++++ DOCUMENT EXCERPT

Is This the Next Crack in the Treasury Bubble?

By Ashish Advani

If you get your trading tips from the President, then we have every reason to be confident about the economy.

According to the most recent news, President Obama is cautiously optimistic about the latest job numbers we all heard on Friday.

As a country, we only lost 11,000 jobs. Granted, we’re still losing jobs. But we all clearly remember what it was like earlier this year when we were losing 700,000 jobs a month.

Yes, we have come a long way since the depths of the dark days February / March of 2009. And yes we have ways to go. But at least we’re heading in the right direction, according to the President. 

If only I shared President Obama’s overly simplistic view on the economy. Unfortunately, I know the world does not work in a unilateral way.

For starters, those “overly optimistic” numbers are just that – overly optimistic. Or to be more precise, these numbers are far worse than they appear to be.

We don’t even know how many unemployed people are truly being counted because these numbers only count people ‘looking’ for work or are collecting unemployment benefits. Anyone who has fallen off the unemployment benefits is simply cast aside. 

Frankly, I could write a whole article on why these numbers are grossly overestimated, but let’s set that aside for now.

Even if you take the data at face value, there is a whole barrel of problems brewing that demand our attention. And it all plays back into the Treasury Bubble my colleagues and I have been warning you about…

A Ticking Bomb Ready to Explode…that We Made Ourselves

For over two years now, our government has been in crisis mode to jumpstart the economy. But now that we’re “headed in the right direction” (at least according to President Obama), we now have collateral damage to clean up.

++++++++

* AIM: Transcribe the part of the Treasury bubble article that opens with the words containing "By Ashish Advani" and closes with "heard on Friday.".

++++ RECORDS PROVIDED

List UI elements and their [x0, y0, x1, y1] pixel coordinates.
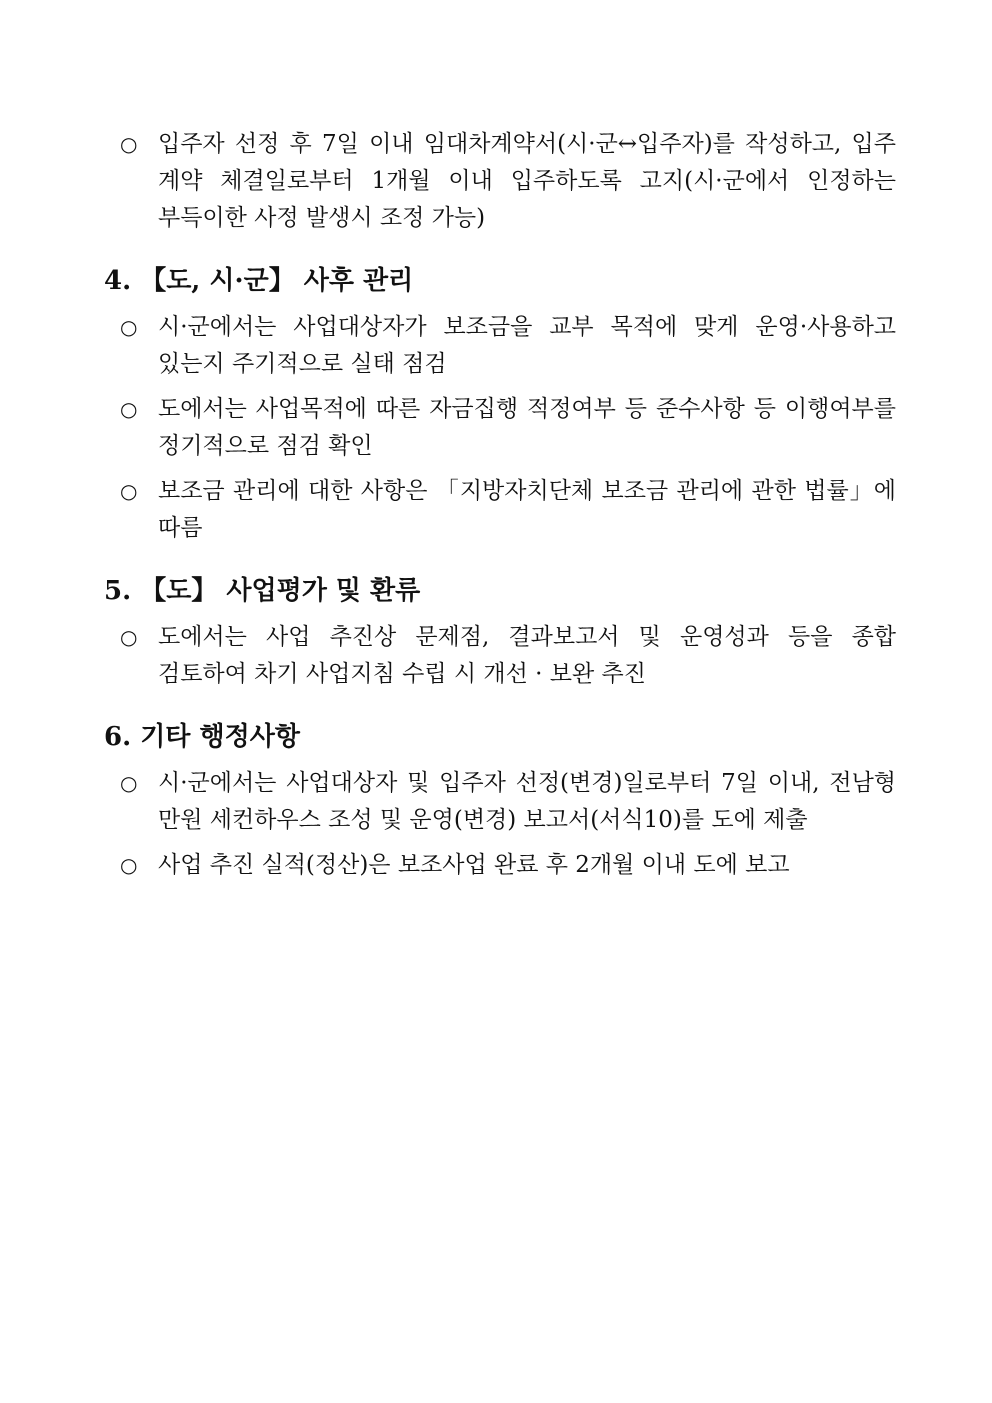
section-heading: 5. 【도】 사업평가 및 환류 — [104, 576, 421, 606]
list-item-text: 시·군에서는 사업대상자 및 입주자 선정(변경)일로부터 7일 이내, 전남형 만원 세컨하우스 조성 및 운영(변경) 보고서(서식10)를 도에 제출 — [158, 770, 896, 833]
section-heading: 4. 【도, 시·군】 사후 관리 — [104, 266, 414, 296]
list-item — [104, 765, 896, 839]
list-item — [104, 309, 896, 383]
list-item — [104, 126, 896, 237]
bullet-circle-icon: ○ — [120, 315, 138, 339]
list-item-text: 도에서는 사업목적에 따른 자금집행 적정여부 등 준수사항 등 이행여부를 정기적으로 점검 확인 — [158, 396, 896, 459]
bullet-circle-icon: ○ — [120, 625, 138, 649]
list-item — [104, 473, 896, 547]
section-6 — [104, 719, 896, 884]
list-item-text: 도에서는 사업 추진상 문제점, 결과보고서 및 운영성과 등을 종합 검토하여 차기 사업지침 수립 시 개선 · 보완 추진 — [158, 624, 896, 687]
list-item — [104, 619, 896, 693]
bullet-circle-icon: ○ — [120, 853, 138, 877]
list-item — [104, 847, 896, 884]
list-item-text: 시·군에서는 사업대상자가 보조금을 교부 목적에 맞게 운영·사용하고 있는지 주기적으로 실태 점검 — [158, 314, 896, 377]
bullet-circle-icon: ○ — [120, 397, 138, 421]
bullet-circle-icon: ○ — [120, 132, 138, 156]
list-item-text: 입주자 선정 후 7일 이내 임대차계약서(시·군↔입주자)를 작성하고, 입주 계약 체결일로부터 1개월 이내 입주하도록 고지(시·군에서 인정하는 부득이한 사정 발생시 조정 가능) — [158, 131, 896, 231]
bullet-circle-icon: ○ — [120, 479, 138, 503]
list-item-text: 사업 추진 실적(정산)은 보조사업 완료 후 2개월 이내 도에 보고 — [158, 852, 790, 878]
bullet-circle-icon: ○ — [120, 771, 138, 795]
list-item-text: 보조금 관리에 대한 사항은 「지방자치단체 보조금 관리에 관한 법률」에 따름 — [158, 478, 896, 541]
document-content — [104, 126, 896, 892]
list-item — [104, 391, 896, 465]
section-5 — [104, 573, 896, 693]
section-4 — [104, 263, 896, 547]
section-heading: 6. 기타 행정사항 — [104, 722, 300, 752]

++++++++
++++ RECORDS PROVIDED

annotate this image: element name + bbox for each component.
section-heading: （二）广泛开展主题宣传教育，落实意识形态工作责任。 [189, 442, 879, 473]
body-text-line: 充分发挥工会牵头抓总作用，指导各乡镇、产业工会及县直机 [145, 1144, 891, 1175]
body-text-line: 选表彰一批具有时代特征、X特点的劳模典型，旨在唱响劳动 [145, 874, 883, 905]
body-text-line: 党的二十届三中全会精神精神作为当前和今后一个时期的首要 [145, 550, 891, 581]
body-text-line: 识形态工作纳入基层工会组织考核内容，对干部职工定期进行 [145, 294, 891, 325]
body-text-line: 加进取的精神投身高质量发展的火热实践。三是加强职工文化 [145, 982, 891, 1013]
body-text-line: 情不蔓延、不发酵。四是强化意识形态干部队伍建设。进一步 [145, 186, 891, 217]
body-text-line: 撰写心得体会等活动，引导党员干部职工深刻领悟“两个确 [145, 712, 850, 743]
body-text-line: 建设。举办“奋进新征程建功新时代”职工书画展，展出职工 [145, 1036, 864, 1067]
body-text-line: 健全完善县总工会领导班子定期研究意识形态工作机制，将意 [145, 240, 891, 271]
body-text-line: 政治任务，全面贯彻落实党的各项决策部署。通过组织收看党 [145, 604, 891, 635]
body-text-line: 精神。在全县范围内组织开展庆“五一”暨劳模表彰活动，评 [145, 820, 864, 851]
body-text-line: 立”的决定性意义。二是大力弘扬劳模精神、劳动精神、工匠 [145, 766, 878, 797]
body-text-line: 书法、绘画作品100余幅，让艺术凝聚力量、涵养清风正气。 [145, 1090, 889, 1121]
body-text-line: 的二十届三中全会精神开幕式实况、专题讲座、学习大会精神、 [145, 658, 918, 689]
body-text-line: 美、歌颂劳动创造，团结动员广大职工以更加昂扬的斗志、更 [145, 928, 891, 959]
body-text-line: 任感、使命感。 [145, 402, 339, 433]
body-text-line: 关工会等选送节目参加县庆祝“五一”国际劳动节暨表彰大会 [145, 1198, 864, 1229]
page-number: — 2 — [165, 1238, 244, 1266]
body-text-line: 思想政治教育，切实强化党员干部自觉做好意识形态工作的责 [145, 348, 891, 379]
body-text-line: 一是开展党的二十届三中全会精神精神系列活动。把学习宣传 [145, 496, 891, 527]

++++++++

* ANSWER TO THIS TASK:
By Ashish Advani

If you get your trading tips from the President, then we have every reason to be confident about the economy.

According to the most recent news, President Obama is cautiously optimistic about the latest job numbers we all heard on Friday.